(Saved data entries)

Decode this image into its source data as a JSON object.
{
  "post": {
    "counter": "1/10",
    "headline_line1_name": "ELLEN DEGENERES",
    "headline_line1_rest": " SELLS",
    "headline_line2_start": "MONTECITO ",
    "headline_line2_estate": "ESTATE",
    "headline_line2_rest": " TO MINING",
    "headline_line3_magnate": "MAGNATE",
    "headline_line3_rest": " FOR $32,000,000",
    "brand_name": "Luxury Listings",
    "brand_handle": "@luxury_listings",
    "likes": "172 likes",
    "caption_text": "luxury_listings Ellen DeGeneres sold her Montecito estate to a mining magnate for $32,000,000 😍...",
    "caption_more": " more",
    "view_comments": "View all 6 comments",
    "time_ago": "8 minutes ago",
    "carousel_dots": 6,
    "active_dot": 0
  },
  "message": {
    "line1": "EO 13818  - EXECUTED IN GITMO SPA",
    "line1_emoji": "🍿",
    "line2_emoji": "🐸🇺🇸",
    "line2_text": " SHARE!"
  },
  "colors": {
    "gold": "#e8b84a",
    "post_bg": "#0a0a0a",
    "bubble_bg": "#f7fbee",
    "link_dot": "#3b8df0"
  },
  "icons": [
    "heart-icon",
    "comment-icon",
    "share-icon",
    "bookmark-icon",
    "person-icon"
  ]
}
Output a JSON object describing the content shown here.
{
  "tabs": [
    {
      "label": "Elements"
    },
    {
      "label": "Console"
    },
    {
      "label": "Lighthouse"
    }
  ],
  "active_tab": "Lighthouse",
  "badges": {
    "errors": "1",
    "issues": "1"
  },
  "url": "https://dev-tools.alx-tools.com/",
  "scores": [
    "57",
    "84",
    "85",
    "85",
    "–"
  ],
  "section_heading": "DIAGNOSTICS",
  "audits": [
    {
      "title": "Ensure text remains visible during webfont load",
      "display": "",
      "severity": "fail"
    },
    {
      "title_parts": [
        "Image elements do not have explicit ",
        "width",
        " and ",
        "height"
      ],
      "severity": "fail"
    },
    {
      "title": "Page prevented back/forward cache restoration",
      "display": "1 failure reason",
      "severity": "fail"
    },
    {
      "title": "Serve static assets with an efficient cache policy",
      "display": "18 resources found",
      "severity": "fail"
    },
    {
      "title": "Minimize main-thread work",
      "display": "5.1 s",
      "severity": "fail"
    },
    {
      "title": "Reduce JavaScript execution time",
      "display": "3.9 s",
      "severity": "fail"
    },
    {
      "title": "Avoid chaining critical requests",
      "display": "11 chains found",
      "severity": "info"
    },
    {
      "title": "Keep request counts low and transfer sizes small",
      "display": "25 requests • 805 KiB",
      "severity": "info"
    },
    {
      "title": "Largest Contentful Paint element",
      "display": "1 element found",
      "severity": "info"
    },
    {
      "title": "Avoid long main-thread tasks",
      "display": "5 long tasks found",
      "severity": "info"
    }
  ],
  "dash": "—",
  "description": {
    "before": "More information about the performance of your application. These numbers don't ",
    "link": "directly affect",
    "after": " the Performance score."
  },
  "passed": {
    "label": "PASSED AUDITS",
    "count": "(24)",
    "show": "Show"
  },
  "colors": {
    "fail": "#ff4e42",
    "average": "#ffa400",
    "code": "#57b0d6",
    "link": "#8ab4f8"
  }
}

Problem to work on:
Copy every line of the listing that contains the word "tasks".

Answer:
      "title": "Avoid long main-thread tasks",
      "display": "5 long tasks found",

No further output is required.